> **The request**
Each line that holds the word "MICHAEL" is to be identified and copied.

========================================

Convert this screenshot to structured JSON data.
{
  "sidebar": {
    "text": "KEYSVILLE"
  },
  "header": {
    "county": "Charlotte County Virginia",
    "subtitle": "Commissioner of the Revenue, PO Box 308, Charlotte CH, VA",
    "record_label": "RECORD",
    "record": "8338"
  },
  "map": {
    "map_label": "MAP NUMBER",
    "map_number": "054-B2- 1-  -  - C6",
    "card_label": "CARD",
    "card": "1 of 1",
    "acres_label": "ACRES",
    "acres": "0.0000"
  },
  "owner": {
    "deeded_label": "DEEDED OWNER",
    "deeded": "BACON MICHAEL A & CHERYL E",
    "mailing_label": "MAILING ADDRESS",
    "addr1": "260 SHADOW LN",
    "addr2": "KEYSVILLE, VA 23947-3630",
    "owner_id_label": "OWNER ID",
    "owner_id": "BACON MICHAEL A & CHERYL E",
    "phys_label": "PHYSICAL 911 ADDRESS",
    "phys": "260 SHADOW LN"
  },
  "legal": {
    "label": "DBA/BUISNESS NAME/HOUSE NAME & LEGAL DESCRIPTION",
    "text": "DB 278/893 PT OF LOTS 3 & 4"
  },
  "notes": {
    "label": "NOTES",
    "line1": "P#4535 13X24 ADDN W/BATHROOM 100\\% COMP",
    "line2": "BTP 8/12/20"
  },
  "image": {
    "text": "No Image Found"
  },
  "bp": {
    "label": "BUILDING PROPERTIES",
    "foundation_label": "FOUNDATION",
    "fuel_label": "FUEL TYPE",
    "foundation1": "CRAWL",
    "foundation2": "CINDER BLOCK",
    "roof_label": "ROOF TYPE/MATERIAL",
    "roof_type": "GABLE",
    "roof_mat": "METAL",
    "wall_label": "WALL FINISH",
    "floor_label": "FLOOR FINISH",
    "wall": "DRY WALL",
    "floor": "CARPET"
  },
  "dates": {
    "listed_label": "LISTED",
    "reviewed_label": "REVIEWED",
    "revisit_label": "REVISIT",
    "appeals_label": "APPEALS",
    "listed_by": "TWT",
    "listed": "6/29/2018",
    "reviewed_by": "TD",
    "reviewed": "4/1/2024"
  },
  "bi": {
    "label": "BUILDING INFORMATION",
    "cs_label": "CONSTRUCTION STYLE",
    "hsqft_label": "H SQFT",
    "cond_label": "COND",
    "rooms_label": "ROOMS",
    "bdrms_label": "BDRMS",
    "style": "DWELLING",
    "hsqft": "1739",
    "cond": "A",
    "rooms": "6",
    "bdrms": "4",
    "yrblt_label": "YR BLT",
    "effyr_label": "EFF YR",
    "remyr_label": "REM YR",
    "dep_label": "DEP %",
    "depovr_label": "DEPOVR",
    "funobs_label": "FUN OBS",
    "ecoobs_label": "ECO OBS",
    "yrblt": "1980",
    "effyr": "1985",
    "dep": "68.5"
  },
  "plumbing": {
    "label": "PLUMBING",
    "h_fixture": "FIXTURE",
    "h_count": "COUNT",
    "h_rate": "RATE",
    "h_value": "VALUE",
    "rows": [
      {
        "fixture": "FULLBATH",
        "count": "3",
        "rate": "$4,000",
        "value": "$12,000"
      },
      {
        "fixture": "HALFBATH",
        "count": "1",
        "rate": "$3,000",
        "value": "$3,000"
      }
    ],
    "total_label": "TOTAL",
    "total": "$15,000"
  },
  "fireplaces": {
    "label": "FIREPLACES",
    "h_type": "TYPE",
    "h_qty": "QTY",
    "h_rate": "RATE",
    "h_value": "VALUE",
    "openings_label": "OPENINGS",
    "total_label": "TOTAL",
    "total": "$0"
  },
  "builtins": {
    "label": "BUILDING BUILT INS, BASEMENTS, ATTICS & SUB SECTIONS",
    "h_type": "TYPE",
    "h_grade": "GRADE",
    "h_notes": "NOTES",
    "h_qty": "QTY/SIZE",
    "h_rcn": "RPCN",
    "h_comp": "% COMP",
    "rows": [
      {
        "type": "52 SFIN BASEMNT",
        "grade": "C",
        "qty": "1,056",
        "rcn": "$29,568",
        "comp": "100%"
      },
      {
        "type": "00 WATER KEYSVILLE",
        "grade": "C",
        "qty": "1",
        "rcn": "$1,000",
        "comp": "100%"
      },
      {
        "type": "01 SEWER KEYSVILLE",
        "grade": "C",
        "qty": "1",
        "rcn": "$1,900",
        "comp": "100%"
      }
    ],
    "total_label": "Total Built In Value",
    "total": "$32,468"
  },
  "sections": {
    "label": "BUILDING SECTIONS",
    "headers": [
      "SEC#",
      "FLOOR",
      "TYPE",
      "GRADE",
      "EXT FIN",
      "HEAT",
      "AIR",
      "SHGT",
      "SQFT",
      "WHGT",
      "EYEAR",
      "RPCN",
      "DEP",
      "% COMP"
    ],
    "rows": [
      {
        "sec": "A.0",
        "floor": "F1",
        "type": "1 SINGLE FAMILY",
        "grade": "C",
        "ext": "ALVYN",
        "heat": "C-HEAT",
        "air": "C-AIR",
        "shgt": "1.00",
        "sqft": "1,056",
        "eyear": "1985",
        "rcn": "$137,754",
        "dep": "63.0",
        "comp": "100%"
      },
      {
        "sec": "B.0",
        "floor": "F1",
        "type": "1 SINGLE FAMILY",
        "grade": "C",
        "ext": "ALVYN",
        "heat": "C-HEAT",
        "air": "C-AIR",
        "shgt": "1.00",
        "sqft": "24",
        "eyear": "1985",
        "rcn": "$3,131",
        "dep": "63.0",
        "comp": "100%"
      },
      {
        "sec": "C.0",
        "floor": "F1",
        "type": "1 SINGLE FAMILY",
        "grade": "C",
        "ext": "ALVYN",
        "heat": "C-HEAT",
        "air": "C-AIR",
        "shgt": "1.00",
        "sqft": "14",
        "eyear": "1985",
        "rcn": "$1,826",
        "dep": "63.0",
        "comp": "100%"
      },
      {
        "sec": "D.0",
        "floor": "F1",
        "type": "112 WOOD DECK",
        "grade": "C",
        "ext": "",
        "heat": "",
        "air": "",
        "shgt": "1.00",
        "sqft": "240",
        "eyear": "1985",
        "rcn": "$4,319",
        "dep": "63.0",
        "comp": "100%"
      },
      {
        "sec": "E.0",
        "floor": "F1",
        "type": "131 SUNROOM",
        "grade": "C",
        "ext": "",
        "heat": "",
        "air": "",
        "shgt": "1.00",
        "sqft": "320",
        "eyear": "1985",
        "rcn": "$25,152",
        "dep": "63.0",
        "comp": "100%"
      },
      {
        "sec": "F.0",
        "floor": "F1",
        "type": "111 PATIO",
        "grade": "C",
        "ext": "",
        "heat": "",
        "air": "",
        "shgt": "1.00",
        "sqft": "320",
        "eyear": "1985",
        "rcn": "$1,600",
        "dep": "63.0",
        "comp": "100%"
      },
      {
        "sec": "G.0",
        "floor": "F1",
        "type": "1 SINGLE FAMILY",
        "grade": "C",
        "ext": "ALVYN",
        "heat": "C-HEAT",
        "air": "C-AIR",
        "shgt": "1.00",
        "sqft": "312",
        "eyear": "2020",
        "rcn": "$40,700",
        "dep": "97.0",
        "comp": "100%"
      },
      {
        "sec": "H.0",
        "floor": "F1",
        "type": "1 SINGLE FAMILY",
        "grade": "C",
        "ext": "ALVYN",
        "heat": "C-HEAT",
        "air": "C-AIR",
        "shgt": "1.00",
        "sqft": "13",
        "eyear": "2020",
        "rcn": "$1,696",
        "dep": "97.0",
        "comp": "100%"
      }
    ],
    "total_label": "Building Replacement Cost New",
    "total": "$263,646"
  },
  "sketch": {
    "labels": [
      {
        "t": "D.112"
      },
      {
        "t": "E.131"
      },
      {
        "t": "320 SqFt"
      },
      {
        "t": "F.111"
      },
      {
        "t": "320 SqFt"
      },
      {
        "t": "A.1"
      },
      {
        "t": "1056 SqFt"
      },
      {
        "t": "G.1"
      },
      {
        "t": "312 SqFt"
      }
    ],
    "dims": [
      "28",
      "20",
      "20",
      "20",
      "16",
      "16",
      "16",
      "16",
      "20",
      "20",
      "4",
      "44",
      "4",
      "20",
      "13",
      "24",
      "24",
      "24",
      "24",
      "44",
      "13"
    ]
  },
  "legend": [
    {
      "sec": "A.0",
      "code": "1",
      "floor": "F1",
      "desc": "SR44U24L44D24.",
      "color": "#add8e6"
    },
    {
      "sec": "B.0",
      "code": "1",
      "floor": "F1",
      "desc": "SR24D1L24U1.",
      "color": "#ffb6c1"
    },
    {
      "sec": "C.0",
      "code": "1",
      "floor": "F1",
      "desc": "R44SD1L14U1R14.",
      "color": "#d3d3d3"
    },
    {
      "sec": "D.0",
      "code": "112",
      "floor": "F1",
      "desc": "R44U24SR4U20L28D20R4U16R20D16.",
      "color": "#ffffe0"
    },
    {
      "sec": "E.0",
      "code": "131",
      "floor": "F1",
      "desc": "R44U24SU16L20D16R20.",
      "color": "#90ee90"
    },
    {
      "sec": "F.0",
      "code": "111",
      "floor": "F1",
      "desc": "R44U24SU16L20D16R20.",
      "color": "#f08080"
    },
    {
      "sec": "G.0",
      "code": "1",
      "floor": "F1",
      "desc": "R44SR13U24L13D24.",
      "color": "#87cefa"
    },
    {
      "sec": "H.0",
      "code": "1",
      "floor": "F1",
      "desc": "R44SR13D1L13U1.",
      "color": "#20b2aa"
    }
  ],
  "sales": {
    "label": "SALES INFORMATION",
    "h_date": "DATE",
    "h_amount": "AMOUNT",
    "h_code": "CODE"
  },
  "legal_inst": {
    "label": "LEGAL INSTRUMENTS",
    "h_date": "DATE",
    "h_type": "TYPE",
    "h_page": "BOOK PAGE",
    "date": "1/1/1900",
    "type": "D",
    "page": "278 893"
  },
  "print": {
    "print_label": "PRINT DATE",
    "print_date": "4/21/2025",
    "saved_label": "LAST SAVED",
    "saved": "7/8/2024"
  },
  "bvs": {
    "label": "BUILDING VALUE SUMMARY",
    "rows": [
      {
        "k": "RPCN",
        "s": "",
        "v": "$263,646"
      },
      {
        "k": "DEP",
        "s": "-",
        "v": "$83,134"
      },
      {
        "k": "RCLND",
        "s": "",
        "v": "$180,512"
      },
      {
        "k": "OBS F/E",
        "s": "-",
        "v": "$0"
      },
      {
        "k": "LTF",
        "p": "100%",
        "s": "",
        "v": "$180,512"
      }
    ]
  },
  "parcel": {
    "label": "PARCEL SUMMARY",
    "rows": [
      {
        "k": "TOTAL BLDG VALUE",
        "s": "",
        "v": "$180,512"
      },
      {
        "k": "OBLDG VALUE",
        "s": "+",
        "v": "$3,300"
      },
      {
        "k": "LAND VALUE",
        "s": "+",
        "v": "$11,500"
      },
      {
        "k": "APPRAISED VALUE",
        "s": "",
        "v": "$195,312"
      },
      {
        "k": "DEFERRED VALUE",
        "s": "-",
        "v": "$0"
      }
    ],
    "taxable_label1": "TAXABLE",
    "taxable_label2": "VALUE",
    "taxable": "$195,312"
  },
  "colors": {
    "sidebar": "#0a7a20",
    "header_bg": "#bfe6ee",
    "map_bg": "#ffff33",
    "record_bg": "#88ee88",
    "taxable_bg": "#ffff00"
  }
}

========================================

> **Completed task**
    "deeded": "BACON MICHAEL A & CHERYL E",
    "owner_id": "BACON MICHAEL A & CHERYL E",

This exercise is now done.